Directive ::
Check each line of the data below for the word "Define", then extract the ones that have it.

Data for this task ::
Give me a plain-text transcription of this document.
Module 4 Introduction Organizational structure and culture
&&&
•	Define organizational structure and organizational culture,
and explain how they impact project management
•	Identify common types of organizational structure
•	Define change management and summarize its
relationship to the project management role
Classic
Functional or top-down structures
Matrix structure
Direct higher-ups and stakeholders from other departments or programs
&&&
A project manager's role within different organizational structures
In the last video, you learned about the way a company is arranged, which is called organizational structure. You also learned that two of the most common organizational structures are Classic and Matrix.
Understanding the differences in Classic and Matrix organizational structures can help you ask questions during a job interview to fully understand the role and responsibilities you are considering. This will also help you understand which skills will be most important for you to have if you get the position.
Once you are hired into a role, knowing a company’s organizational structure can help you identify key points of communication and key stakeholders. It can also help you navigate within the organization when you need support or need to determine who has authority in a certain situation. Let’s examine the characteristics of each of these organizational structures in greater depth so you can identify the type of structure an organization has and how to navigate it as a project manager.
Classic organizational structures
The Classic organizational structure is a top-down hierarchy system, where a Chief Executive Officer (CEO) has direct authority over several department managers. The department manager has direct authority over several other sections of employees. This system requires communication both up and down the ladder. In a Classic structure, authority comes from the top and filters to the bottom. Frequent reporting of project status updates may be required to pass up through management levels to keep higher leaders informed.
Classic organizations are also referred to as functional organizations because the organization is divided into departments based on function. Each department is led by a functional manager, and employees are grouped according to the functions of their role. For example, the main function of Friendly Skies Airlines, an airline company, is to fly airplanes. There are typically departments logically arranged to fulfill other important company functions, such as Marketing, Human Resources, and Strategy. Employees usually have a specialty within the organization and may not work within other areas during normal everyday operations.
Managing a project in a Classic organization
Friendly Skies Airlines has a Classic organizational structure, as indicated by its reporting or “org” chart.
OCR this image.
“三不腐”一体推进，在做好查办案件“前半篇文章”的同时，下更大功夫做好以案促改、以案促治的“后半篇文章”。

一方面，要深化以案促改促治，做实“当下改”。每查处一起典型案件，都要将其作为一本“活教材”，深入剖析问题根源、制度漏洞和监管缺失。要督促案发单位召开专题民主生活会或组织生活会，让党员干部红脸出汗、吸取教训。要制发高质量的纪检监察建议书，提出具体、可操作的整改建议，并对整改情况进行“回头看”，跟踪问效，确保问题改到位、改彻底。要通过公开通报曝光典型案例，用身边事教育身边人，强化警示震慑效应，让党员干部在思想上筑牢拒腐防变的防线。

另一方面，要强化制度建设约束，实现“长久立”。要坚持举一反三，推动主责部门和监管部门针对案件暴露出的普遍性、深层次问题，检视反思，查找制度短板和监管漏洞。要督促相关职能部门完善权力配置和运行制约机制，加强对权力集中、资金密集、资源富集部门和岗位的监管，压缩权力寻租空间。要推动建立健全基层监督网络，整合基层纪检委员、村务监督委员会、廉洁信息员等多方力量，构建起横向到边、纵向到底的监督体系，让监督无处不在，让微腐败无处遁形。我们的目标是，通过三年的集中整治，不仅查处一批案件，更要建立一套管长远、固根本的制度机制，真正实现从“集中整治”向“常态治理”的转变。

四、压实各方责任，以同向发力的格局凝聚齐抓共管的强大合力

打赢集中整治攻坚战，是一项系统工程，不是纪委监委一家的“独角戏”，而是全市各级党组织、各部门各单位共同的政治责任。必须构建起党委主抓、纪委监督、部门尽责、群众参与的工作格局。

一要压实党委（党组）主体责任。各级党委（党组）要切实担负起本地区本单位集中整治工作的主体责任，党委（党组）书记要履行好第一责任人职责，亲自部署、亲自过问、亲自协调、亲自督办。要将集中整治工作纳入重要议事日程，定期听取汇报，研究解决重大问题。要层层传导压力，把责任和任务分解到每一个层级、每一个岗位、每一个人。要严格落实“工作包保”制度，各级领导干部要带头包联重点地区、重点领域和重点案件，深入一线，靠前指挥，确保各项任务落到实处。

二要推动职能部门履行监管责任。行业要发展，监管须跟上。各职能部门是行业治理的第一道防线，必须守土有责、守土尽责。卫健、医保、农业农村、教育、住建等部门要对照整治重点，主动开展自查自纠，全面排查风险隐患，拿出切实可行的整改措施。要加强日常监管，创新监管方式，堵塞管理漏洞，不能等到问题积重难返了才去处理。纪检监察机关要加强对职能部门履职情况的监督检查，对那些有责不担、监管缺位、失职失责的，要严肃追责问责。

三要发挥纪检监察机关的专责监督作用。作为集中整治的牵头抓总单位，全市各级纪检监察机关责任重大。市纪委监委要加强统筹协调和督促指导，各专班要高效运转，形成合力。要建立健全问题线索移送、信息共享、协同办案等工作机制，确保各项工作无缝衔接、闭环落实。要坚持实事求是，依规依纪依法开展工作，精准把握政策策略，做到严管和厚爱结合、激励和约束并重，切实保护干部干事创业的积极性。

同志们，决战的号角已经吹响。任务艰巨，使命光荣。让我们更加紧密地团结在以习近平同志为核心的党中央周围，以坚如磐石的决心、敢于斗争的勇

...

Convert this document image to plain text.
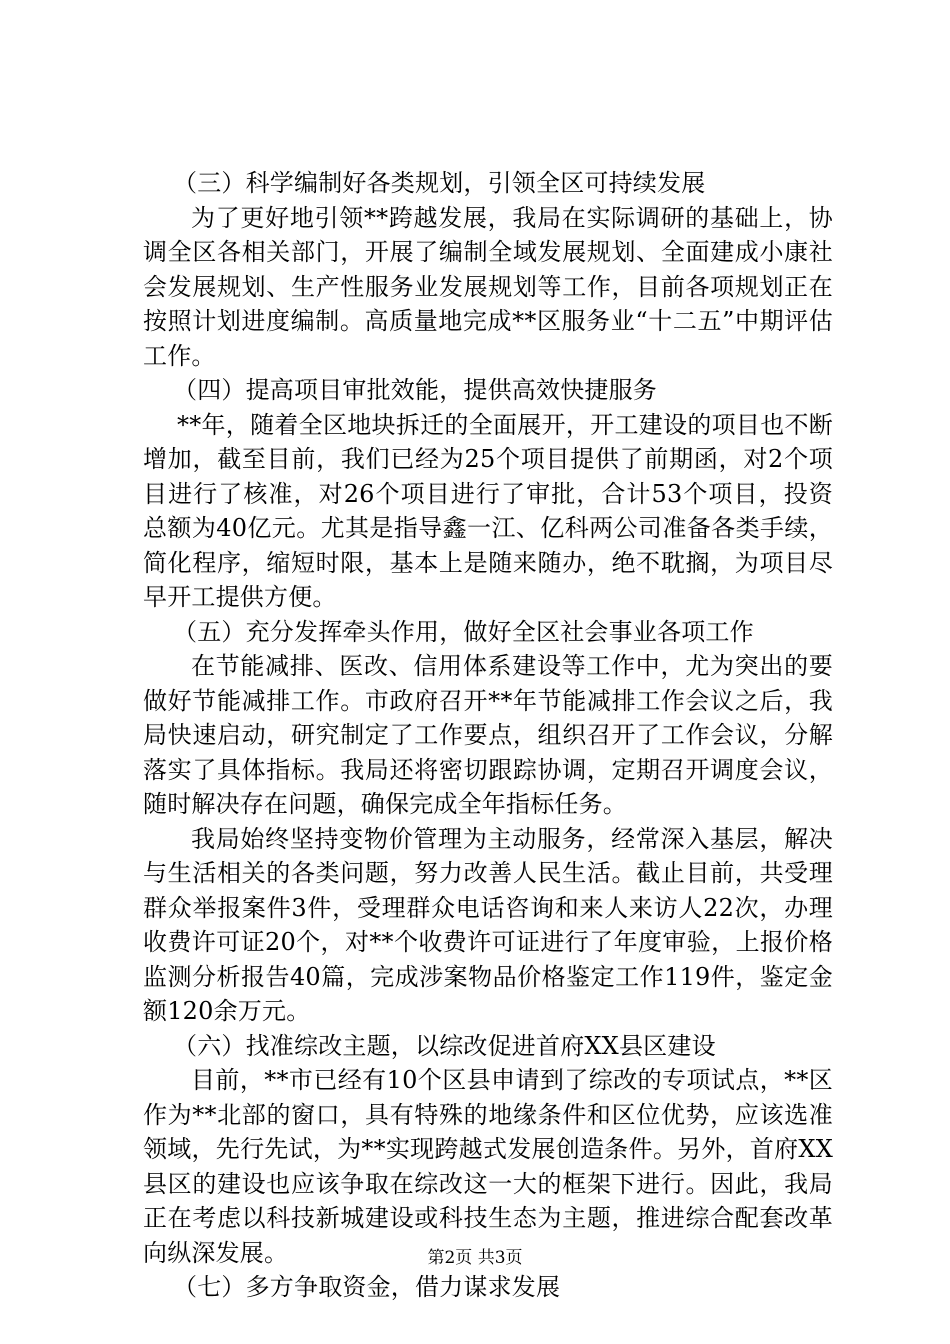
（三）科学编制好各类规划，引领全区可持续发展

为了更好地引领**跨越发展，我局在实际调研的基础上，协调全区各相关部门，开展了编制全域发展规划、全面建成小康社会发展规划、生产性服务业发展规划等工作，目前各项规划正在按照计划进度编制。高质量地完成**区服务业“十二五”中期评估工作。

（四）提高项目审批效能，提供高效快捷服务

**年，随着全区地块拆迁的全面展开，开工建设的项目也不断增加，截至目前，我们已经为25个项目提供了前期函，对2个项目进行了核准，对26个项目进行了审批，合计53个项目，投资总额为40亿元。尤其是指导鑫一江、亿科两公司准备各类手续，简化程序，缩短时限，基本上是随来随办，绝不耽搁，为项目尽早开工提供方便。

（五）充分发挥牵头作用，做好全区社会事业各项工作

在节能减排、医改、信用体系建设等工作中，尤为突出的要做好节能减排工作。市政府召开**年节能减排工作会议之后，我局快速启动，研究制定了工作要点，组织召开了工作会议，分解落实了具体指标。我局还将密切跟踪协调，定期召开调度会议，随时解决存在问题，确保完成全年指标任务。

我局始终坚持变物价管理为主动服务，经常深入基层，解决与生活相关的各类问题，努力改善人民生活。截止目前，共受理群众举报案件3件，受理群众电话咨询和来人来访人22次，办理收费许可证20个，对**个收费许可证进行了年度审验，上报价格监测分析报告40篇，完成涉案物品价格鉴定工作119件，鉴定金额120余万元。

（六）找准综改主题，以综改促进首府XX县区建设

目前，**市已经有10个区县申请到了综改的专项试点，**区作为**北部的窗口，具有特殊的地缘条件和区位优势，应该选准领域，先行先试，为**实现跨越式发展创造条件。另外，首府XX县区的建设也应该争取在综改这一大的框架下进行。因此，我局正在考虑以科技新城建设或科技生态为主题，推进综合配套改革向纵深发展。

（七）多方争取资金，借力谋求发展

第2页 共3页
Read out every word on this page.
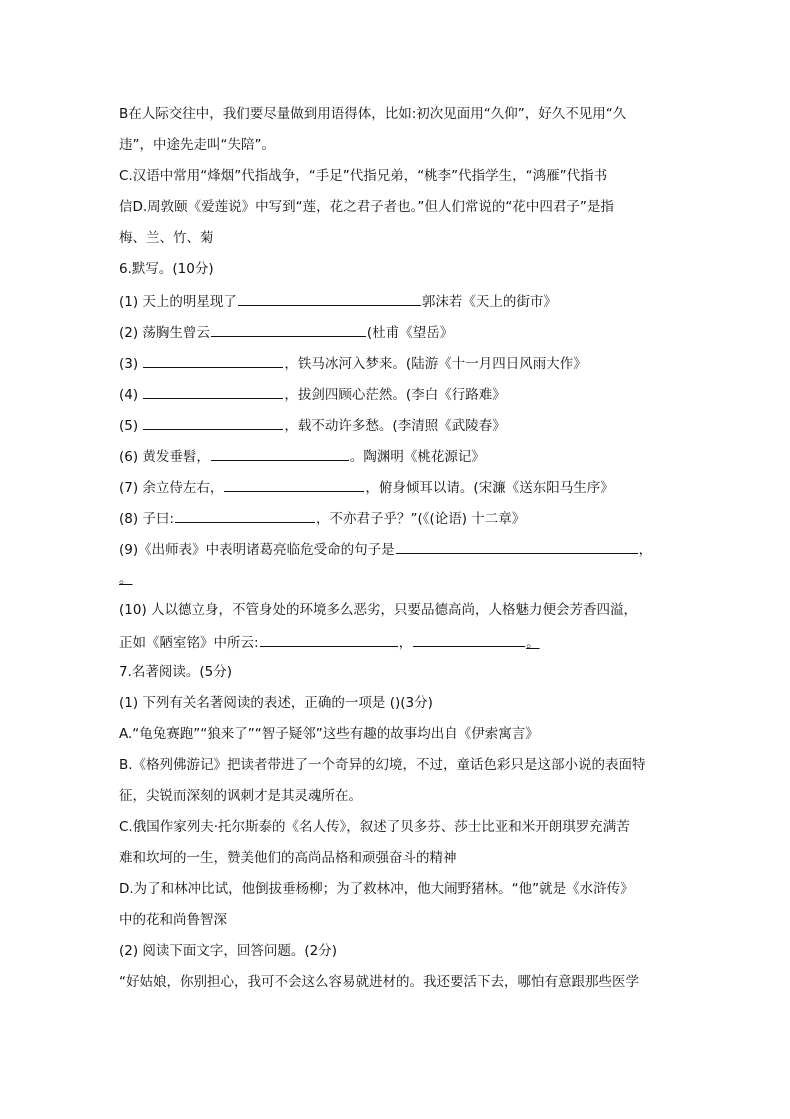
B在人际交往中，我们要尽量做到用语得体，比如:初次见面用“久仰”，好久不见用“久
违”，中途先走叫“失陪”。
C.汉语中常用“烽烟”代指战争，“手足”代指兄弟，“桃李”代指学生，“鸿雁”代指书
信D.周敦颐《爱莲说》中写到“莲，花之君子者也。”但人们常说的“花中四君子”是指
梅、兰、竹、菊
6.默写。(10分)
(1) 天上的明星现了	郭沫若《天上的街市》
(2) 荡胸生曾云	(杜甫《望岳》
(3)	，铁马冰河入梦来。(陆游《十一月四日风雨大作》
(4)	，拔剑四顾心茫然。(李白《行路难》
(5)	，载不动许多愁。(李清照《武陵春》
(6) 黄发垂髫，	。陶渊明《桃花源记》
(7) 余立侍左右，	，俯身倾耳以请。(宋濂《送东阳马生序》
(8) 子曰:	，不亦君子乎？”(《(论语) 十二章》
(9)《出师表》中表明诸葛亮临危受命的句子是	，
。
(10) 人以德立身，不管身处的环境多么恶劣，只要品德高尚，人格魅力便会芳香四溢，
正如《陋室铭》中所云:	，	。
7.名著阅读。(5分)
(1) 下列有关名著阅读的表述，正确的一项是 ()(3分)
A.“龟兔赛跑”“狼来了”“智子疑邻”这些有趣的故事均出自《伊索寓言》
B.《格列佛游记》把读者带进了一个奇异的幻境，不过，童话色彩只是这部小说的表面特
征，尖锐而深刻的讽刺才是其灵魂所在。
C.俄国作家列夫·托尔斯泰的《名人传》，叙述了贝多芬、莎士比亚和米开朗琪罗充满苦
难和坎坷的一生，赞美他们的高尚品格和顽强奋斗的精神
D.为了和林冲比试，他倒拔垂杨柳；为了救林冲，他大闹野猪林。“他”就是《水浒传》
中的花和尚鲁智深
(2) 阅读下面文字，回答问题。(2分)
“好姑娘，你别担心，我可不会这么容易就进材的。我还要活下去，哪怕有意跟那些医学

Task output ::
•	Define organizational structure and organizational culture,
•	Define change management and summarize its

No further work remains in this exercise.